Your objective: Reproduce every entry exactly, without alteration.

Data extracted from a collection
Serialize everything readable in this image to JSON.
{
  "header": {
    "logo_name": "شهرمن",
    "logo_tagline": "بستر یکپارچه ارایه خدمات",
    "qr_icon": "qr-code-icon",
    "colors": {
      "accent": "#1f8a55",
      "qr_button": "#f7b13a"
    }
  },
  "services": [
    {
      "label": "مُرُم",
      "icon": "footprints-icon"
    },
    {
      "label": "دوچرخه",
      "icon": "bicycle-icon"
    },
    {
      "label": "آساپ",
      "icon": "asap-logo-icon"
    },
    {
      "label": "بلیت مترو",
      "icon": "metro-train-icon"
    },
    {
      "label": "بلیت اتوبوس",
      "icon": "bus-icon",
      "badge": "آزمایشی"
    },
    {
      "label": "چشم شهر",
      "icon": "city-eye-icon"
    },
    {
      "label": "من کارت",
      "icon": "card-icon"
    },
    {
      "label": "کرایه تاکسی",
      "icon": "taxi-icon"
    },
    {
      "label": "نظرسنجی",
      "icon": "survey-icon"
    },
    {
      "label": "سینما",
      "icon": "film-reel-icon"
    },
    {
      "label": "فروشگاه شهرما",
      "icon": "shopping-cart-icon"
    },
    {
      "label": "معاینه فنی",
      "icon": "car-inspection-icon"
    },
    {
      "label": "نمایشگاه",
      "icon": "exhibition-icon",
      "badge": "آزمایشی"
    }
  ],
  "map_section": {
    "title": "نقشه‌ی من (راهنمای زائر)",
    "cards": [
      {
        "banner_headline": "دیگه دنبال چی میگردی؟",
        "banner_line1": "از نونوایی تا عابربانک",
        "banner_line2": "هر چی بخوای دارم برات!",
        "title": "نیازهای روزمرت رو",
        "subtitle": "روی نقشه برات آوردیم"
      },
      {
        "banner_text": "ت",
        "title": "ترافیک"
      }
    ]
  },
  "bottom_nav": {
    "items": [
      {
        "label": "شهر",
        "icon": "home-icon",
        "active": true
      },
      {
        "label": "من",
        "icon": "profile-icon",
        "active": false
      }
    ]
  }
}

Result of this task:
Serialize everything readable in this image to JSON.
{
  "header": {
    "logo_name": "شهرمن",
    "logo_tagline": "بستر یکپارچه ارایه خدمات",
    "qr_icon": "qr-code-icon",
    "colors": {
      "accent": "#1f8a55",
      "qr_button": "#f7b13a"
    }
  },
  "services": [
    {
      "label": "مُرُم",
      "icon": "footprints-icon"
    },
    {
      "label": "دوچرخه",
      "icon": "bicycle-icon"
    },
    {
      "label": "آساپ",
      "icon": "asap-logo-icon"
    },
    {
      "label": "بلیت مترو",
      "icon": "metro-train-icon"
    },
    {
      "label": "بلیت اتوبوس",
      "icon": "bus-icon",
      "badge": "آزمایشی"
    },
    {
      "label": "چشم شهر",
      "icon": "city-eye-icon"
    },
    {
      "label": "من کارت",
      "icon": "card-icon"
    },
    {
      "label": "کرایه تاکسی",
      "icon": "taxi-icon"
    },
    {
      "label": "نظرسنجی",
      "icon": "survey-icon"
    },
    {
      "label": "سینما",
      "icon": "film-reel-icon"
    },
    {
      "label": "فروشگاه شهرما",
      "icon": "shopping-cart-icon"
    },
    {
      "label": "معاینه فنی",
      "icon": "car-inspection-icon"
    },
    {
      "label": "نمایشگاه",
      "icon": "exhibition-icon",
      "badge": "آزمایشی"
    }
  ],
  "map_section": {
    "title": "نقشه‌ی من (راهنمای زائر)",
    "cards": [
      {
        "banner_headline": "دیگه دنبال چی میگردی؟",
        "banner_line1": "از نونوایی تا عابربانک",
        "banner_line2": "هر چی بخوای دارم برات!",
        "title": "نیازهای روزمرت رو",
        "subtitle": "روی نقشه برات آوردیم"
      },
      {
        "banner_text": "ت",
        "title": "ترافیک"
      }
    ]
  },
  "bottom_nav": {
    "items": [
      {
        "label": "شهر",
        "icon": "home-icon",
        "active": true
      },
      {
        "label": "من",
        "icon": "profile-icon",
        "active": false
      }
    ]
  }
}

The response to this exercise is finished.